#### Material shown:
·····

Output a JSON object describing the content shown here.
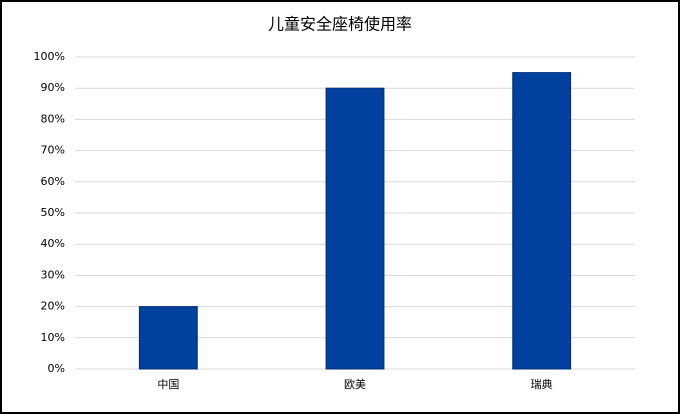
{
  "chart_data": {
    "type": "bar",
    "title": "儿童安全座椅使用率",
    "categories": [
      "中国",
      "欧美",
      "瑞典"
    ],
    "values": [
      20,
      90,
      95
    ],
    "color": "#0041a0",
    "ylim": [
      0,
      100
    ],
    "yticks": [
      {
        "value": 0,
        "label": "0%"
      },
      {
        "value": 10,
        "label": "10%"
      },
      {
        "value": 20,
        "label": "20%"
      },
      {
        "value": 30,
        "label": "30%"
      },
      {
        "value": 40,
        "label": "40%"
      },
      {
        "value": 50,
        "label": "50%"
      },
      {
        "value": 60,
        "label": "60%"
      },
      {
        "value": 70,
        "label": "70%"
      },
      {
        "value": 80,
        "label": "80%"
      },
      {
        "value": 90,
        "label": "90%"
      },
      {
        "value": 100,
        "label": "100%"
      }
    ],
    "grid": true
  }
}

·····

#### Aim of the task:
Copy all lines from the entries that contain the word "label".

#### Worked answer:
        "label": "0%"
        "label": "10%"
        "label": "20%"
        "label": "30%"
        "label": "40%"
        "label": "50%"
        "label": "60%"
        "label": "70%"
        "label": "80%"
        "label": "90%"
        "label": "100%"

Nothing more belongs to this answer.